*Written exercise*.
Each of the entries should be retyped precisely as it appears.

*Provided data*.
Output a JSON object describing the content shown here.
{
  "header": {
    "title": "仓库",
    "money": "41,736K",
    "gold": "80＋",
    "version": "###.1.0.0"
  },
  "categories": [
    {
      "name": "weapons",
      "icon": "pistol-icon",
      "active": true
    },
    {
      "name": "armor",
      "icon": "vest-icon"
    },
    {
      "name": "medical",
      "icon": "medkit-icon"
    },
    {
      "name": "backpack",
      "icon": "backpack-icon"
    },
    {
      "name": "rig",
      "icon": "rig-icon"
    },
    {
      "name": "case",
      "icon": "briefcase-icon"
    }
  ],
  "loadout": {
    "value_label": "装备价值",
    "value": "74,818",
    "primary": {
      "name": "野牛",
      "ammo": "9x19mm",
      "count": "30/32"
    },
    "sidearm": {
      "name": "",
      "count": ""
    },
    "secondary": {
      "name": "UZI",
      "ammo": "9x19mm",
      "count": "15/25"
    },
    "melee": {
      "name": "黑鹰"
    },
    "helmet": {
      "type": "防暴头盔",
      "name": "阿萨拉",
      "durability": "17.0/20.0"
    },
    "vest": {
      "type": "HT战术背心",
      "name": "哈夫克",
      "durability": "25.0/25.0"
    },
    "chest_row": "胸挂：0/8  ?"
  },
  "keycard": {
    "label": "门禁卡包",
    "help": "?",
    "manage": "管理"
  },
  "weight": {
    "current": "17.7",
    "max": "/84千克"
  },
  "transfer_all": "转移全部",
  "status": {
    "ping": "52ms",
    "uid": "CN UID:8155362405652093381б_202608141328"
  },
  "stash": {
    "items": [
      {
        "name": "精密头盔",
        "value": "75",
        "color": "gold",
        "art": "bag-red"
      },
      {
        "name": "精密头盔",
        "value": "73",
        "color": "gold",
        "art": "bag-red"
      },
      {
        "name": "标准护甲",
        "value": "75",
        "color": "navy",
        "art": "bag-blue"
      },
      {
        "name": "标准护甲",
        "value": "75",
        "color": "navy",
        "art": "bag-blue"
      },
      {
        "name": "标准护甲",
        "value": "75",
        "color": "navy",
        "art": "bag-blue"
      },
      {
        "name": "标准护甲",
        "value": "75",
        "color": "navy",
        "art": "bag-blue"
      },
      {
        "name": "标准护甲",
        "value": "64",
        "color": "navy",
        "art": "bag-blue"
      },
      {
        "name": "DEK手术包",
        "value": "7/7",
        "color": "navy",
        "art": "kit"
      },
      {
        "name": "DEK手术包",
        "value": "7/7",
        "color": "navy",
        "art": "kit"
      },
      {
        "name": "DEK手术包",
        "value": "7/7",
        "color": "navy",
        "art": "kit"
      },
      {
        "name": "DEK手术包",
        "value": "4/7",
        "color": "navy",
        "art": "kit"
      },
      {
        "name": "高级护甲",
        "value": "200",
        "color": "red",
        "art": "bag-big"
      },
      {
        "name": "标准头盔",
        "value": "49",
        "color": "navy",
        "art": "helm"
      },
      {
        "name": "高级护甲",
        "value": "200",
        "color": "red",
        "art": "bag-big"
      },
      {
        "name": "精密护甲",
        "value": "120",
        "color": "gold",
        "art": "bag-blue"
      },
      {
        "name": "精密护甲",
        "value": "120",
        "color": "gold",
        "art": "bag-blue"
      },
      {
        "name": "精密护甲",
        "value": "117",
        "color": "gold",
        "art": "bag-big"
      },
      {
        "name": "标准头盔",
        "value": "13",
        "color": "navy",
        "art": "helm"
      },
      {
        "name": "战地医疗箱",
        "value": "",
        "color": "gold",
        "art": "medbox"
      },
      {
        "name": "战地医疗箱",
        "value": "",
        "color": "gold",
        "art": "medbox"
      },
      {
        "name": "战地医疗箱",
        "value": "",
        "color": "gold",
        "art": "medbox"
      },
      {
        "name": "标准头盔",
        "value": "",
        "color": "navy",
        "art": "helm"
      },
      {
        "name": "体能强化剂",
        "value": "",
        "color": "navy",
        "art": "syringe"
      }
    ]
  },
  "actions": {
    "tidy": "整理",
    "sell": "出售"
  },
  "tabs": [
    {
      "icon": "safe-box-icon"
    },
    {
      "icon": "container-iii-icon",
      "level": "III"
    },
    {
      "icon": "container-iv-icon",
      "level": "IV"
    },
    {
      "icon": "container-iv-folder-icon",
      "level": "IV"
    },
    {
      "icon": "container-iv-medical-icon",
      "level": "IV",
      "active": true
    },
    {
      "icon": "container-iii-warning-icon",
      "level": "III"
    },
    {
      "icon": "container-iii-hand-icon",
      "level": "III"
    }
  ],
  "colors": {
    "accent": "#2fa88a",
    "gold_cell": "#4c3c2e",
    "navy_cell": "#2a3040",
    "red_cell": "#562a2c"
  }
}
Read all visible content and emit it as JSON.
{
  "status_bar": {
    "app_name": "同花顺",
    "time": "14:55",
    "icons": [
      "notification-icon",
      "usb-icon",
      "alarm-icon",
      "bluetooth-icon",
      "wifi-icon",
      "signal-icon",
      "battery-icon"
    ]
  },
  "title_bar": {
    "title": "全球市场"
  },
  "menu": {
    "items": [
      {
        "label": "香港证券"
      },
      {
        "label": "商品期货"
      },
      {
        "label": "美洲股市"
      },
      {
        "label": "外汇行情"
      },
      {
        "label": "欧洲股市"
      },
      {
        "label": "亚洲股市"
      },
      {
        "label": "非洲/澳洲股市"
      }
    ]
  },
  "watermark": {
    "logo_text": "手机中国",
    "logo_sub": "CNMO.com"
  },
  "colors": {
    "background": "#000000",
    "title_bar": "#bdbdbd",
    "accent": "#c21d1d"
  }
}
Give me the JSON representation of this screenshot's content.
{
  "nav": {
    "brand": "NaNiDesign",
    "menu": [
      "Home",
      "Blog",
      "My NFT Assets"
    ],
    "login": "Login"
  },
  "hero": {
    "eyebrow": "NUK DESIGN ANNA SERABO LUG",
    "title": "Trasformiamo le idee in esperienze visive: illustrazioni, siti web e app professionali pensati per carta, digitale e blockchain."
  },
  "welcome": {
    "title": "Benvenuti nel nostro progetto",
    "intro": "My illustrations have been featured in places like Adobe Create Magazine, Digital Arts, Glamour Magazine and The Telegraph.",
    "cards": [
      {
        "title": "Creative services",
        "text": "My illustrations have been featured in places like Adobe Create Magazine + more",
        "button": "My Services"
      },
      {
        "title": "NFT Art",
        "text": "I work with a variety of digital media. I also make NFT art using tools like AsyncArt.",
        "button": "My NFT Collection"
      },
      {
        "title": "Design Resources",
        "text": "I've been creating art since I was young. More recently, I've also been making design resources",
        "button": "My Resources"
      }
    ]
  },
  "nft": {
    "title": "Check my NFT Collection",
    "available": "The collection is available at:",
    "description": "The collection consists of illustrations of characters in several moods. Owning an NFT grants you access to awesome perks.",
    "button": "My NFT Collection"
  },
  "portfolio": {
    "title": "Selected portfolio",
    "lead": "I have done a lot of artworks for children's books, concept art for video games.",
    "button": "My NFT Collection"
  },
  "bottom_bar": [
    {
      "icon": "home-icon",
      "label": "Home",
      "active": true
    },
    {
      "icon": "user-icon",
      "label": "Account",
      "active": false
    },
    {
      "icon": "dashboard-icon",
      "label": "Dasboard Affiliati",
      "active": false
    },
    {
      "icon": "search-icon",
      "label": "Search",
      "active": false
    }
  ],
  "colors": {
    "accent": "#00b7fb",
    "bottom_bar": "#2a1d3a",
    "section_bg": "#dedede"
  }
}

*The output*.
Output a JSON object describing the content shown here.
{
  "header": {
    "title": "仓库",
    "money": "41,736K",
    "gold": "80＋",
    "version": "###.1.0.0"
  },
  "categories": [
    {
      "name": "weapons",
      "icon": "pistol-icon",
      "active": true
    },
    {
      "name": "armor",
      "icon": "vest-icon"
    },
    {
      "name": "medical",
      "icon": "medkit-icon"
    },
    {
      "name": "backpack",
      "icon": "backpack-icon"
    },
    {
      "name": "rig",
      "icon": "rig-icon"
    },
    {
      "name": "case",
      "icon": "briefcase-icon"
    }
  ],
  "loadout": {
    "value_label": "装备价值",
    "value": "74,818",
    "primary": {
      "name": "野牛",
      "ammo": "9x19mm",
      "count": "30/32"
    },
    "sidearm": {
      "name": "",
      "count": ""
    },
    "secondary": {
      "name": "UZI",
      "ammo": "9x19mm",
      "count": "15/25"
    },
    "melee": {
      "name": "黑鹰"
    },
    "helmet": {
      "type": "防暴头盔",
      "name": "阿萨拉",
      "durability": "17.0/20.0"
    },
    "vest": {
      "type": "HT战术背心",
      "name": "哈夫克",
      "durability": "25.0/25.0"
    },
    "chest_row": "胸挂：0/8  ?"
  },
  "keycard": {
    "label": "门禁卡包",
    "help": "?",
    "manage": "管理"
  },
  "weight": {
    "current": "17.7",
    "max": "/84千克"
  },
  "transfer_all": "转移全部",
  "status": {
    "ping": "52ms",
    "uid": "CN UID:8155362405652093381б_202608141328"
  },
  "stash": {
    "items": [
      {
        "name": "精密头盔",
        "value": "75",
        "color": "gold",
        "art": "bag-red"
      },
      {
        "name": "精密头盔",
        "value": "73",
        "color": "gold",
        "art": "bag-red"
      },
      {
        "name": "标准护甲",
        "value": "75",
        "color": "navy",
        "art": "bag-blue"
      },
      {
        "name": "标准护甲",
        "value": "75",
        "color": "navy",
        "art": "bag-blue"
      },
      {
        "name": "标准护甲",
        "value": "75",
        "color": "navy",
        "art": "bag-blue"
      },
      {
        "name": "标准护甲",
        "value": "75",
        "color": "navy",
        "art": "bag-blue"
      },
      {
        "name": "标准护甲",
        "value": "64",
        "color": "navy",
        "art": "bag-blue"
      },
      {
        "name": "DEK手术包",
        "value": "7/7",
        "color": "navy",
        "art": "kit"
      },
      {
        "name": "DEK手术包",
        "value": "7/7",
        "color": "navy",
        "art": "kit"
      },
      {
        "name": "DEK手术包",
        "value": "7/7",
        "color": "navy",
        "art": "kit"
      },
      {
        "name": "DEK手术包",
        "value": "4/7",
        "color": "navy",
        "art": "kit"
      },
      {
        "name": "高级护甲",
        "value": "200",
        "color": "red",
        "art": "bag-big"
      },
      {
        "name": "标准头盔",
        "value": "49",
        "color": "navy",
        "art": "helm"
      },
      {
        "name": "高级护甲",
        "value": "200",
        "color": "red",
        "art": "bag-big"
      },
      {
        "name": "精密护甲",
        "value": "120",
        "color": "gold",
        "art": "bag-blue"
      },
      {
        "name": "精密护甲",
        "value": "120",
        "color": "gold",
        "art": "bag-blue"
      },
      {
        "name": "精密护甲",
        "value": "117",
        "color": "gold",
        "art": "bag-big"
      },
      {
        "name": "标准头盔",
        "value": "13",
        "color": "navy",
        "art": "helm"
      },
      {
        "name": "战地医疗箱",
        "value": "",
        "color": "gold",
        "art": "medbox"
      },
      {
        "name": "战地医疗箱",
        "value": "",
        "color": "gold",
        "art": "medbox"
      },
      {
        "name": "战地医疗箱",
        "value": "",
        "color": "gold",
        "art": "medbox"
      },
      {
        "name": "标准头盔",
        "value": "",
        "color": "navy",
        "art": "helm"
      },
      {
        "name": "体能强化剂",
        "value": "",
        "color": "navy",
        "art": "syringe"
      }
    ]
  },
  "actions": {
    "tidy": "整理",
    "sell": "出售"
  },
  "tabs": [
    {
      "icon": "safe-box-icon"
    },
    {
      "icon": "container-iii-icon",
      "level": "III"
    },
    {
      "icon": "container-iv-icon",
      "level": "IV"
    },
    {
      "icon": "container-iv-folder-icon",
      "level": "IV"
    },
    {
      "icon": "container-iv-medical-icon",
      "level": "IV",
      "active": true
    },
    {
      "icon": "container-iii-warning-icon",
      "level": "III"
    },
    {
      "icon": "container-iii-hand-icon",
      "level": "III"
    }
  ],
  "colors": {
    "accent": "#2fa88a",
    "gold_cell": "#4c3c2e",
    "navy_cell": "#2a3040",
    "red_cell": "#562a2c"
  }
}
Read all visible content and emit it as JSON.
{
  "status_bar": {
    "app_name": "同花顺",
    "time": "14:55",
    "icons": [
      "notification-icon",
      "usb-icon",
      "alarm-icon",
      "bluetooth-icon",
      "wifi-icon",
      "signal-icon",
      "battery-icon"
    ]
  },
  "title_bar": {
    "title": "全球市场"
  },
  "menu": {
    "items": [
      {
        "label": "香港证券"
      },
      {
        "label": "商品期货"
      },
      {
        "label": "美洲股市"
      },
      {
        "label": "外汇行情"
      },
      {
        "label": "欧洲股市"
      },
      {
        "label": "亚洲股市"
      },
      {
        "label": "非洲/澳洲股市"
      }
    ]
  },
  "watermark": {
    "logo_text": "手机中国",
    "logo_sub": "CNMO.com"
  },
  "colors": {
    "background": "#000000",
    "title_bar": "#bdbdbd",
    "accent": "#c21d1d"
  }
}
Give me the JSON representation of this screenshot's content.
{
  "nav": {
    "brand": "NaNiDesign",
    "menu": [
      "Home",
      "Blog",
      "My NFT Assets"
    ],
    "login": "Login"
  },
  "hero": {
    "eyebrow": "NUK DESIGN ANNA SERABO LUG",
    "title": "Trasformiamo le idee in esperienze visive: illustrazioni, siti web e app professionali pensati per carta, digitale e blockchain."
  },
  "welcome": {
    "title": "Benvenuti nel nostro progetto",
    "intro": "My illustrations have been featured in places like Adobe Create Magazine, Digital Arts, Glamour Magazine and The Telegraph.",
    "cards": [
      {
        "title": "Creative services",
        "text": "My illustrations have been featured in places like Adobe Create Magazine + more",
        "button": "My Services"
      },
      {
        "title": "NFT Art",
        "text": "I work with a variety of digital media. I also make NFT art using tools like AsyncArt.",
        "button": "My NFT Collection"
      },
      {
        "title": "Design Resources",
        "text": "I've been creating art since I was young. More recently, I've also been making design resources",
        "button": "My Resources"
      }
    ]
  },
  "nft": {
    "title": "Check my NFT Collection",
    "available": "The collection is available at:",
    "description": "The collection consists of illustrations of characters in several moods. Owning an NFT grants you access to awesome perks.",
    "button": "My NFT Collection"
  },
  "portfolio": {
    "title": "Selected portfolio",
    "lead": "I have done a lot of artworks for children's books, concept art for video games.",
    "button": "My NFT Collection"
  },
  "bottom_bar": [
    {
      "icon": "home-icon",
      "label": "Home",
      "active": true
    },
    {
      "icon": "user-icon",
      "label": "Account",
      "active": false
    },
    {
      "icon": "dashboard-icon",
      "label": "Dasboard Affiliati",
      "active": false
    },
    {
      "icon": "search-icon",
      "label": "Search",
      "active": false
    }
  ],
  "colors": {
    "accent": "#00b7fb",
    "bottom_bar": "#2a1d3a",
    "section_bg": "#dedede"
  }
}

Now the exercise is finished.